**RECORDS SHOWN**
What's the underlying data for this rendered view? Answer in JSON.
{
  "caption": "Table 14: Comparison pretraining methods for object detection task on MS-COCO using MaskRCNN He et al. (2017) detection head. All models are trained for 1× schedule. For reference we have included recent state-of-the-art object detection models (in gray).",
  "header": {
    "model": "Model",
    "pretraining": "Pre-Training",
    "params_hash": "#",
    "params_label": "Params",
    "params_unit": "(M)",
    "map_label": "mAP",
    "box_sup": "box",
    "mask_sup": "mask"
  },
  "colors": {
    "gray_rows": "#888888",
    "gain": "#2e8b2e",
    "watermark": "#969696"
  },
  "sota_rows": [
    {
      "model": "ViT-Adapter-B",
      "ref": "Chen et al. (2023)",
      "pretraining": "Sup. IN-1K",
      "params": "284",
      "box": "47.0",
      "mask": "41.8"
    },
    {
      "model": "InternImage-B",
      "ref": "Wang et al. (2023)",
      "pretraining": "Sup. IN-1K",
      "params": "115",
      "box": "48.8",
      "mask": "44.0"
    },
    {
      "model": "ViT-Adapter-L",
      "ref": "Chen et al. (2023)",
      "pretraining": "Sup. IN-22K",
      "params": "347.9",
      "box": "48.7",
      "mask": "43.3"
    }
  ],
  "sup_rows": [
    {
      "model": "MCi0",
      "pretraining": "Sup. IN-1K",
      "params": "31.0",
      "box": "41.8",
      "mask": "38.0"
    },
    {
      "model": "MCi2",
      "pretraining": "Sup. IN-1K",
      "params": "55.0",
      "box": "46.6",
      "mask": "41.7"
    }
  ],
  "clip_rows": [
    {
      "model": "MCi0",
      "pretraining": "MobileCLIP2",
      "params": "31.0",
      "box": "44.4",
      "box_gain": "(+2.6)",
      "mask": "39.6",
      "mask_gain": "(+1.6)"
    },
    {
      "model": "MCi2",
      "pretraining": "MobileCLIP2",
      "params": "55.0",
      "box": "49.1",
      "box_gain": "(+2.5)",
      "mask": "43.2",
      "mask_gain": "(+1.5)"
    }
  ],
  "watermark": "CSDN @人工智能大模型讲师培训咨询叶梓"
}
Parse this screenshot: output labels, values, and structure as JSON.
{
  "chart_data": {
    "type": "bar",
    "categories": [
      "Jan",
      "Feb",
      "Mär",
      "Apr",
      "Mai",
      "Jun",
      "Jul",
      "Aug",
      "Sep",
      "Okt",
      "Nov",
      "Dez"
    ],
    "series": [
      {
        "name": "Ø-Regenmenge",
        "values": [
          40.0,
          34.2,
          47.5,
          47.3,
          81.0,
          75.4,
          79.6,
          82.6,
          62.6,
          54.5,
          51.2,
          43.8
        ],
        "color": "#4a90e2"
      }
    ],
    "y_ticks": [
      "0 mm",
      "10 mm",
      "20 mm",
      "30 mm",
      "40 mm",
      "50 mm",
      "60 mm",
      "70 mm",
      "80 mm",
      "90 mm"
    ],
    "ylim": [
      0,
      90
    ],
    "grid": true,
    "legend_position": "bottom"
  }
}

**PROMPT**
Reproduce the data in its entirety, matching each character.

**EXPECTED OUTPUT**
What's the underlying data for this rendered view? Answer in JSON.
{
  "caption": "Table 14: Comparison pretraining methods for object detection task on MS-COCO using MaskRCNN He et al. (2017) detection head. All models are trained for 1× schedule. For reference we have included recent state-of-the-art object detection models (in gray).",
  "header": {
    "model": "Model",
    "pretraining": "Pre-Training",
    "params_hash": "#",
    "params_label": "Params",
    "params_unit": "(M)",
    "map_label": "mAP",
    "box_sup": "box",
    "mask_sup": "mask"
  },
  "colors": {
    "gray_rows": "#888888",
    "gain": "#2e8b2e",
    "watermark": "#969696"
  },
  "sota_rows": [
    {
      "model": "ViT-Adapter-B",
      "ref": "Chen et al. (2023)",
      "pretraining": "Sup. IN-1K",
      "params": "284",
      "box": "47.0",
      "mask": "41.8"
    },
    {
      "model": "InternImage-B",
      "ref": "Wang et al. (2023)",
      "pretraining": "Sup. IN-1K",
      "params": "115",
      "box": "48.8",
      "mask": "44.0"
    },
    {
      "model": "ViT-Adapter-L",
      "ref": "Chen et al. (2023)",
      "pretraining": "Sup. IN-22K",
      "params": "347.9",
      "box": "48.7",
      "mask": "43.3"
    }
  ],
  "sup_rows": [
    {
      "model": "MCi0",
      "pretraining": "Sup. IN-1K",
      "params": "31.0",
      "box": "41.8",
      "mask": "38.0"
    },
    {
      "model": "MCi2",
      "pretraining": "Sup. IN-1K",
      "params": "55.0",
      "box": "46.6",
      "mask": "41.7"
    }
  ],
  "clip_rows": [
    {
      "model": "MCi0",
      "pretraining": "MobileCLIP2",
      "params": "31.0",
      "box": "44.4",
      "box_gain": "(+2.6)",
      "mask": "39.6",
      "mask_gain": "(+1.6)"
    },
    {
      "model": "MCi2",
      "pretraining": "MobileCLIP2",
      "params": "55.0",
      "box": "49.1",
      "box_gain": "(+2.5)",
      "mask": "43.2",
      "mask_gain": "(+1.5)"
    }
  ],
  "watermark": "CSDN @人工智能大模型讲师培训咨询叶梓"
}
Parse this screenshot: output labels, values, and structure as JSON.
{
  "chart_data": {
    "type": "bar",
    "categories": [
      "Jan",
      "Feb",
      "Mär",
      "Apr",
      "Mai",
      "Jun",
      "Jul",
      "Aug",
      "Sep",
      "Okt",
      "Nov",
      "Dez"
    ],
    "series": [
      {
        "name": "Ø-Regenmenge",
        "values": [
          40.0,
          34.2,
          47.5,
          47.3,
          81.0,
          75.4,
          79.6,
          82.6,
          62.6,
          54.5,
          51.2,
          43.8
        ],
        "color": "#4a90e2"
      }
    ],
    "y_ticks": [
      "0 mm",
      "10 mm",
      "20 mm",
      "30 mm",
      "40 mm",
      "50 mm",
      "60 mm",
      "70 mm",
      "80 mm",
      "90 mm"
    ],
    "ylim": [
      0,
      90
    ],
    "grid": true,
    "legend_position": "bottom"
  }
}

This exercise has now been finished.